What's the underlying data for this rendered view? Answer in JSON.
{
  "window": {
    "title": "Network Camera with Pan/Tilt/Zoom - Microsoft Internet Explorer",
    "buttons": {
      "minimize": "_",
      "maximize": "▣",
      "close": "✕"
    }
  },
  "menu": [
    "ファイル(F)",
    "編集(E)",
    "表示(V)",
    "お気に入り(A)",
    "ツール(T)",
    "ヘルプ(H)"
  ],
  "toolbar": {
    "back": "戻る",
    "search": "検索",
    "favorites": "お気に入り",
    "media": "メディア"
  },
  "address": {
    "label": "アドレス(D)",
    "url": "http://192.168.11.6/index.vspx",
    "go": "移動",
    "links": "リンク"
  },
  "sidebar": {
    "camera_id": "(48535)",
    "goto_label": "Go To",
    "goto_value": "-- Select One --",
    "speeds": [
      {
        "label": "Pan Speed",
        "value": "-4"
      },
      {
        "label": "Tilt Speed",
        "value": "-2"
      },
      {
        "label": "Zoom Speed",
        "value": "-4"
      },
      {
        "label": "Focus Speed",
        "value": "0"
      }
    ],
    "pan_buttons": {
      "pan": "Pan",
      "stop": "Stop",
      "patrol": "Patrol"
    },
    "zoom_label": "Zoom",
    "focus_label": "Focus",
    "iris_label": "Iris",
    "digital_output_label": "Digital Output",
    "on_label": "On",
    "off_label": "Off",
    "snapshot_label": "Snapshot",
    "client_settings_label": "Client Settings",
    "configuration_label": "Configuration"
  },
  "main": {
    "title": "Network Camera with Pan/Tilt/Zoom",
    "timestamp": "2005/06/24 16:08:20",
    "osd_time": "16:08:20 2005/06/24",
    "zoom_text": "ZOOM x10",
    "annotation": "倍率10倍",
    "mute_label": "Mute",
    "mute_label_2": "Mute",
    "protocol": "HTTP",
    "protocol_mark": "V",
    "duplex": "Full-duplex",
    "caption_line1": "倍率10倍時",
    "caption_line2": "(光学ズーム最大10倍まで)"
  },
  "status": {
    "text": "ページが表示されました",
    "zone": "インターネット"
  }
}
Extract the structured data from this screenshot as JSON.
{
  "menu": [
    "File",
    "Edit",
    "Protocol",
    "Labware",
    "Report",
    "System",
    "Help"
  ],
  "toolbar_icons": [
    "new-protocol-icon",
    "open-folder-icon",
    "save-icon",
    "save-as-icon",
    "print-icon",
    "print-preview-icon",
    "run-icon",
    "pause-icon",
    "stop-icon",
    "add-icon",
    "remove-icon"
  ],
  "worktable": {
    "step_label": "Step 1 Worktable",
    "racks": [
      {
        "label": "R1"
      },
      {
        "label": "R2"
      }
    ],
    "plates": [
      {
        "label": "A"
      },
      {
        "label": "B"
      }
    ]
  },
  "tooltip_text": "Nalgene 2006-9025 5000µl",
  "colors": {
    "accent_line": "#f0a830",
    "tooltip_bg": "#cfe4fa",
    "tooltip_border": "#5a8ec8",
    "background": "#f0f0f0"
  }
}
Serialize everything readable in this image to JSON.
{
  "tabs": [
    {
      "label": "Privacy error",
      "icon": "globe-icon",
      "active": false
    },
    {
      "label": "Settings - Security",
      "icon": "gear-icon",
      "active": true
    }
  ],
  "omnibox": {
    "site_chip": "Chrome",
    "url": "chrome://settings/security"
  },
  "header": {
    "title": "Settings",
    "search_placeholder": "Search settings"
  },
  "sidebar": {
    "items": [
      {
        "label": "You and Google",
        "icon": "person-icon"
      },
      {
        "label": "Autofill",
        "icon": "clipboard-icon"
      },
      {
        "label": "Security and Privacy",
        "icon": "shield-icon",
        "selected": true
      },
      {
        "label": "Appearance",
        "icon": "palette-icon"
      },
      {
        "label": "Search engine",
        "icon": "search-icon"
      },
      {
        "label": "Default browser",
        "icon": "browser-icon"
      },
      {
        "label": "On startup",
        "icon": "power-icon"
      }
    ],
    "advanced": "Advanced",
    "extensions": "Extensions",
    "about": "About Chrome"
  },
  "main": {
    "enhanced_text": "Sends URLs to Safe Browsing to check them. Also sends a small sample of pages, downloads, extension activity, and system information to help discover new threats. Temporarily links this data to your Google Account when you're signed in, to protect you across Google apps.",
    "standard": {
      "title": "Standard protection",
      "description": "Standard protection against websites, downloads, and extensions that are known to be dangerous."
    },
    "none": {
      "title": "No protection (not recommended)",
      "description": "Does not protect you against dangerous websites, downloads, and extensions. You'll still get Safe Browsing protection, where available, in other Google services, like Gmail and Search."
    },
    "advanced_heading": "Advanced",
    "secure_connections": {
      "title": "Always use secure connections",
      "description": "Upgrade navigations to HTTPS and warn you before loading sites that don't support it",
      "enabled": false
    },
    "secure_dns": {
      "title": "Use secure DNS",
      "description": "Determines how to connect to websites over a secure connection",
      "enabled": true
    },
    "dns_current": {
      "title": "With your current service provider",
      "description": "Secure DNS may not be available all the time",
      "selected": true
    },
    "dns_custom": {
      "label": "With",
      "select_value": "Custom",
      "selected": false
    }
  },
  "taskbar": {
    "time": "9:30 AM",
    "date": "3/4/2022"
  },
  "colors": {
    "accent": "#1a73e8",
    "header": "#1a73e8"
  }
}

WHAT YOU HAVE TO DO:
Look through the data above. Copy every line with the string "true" in it.

WRITTEN SOLUTION:
      "active": true
        "selected": true
      "enabled": true
      "selected": true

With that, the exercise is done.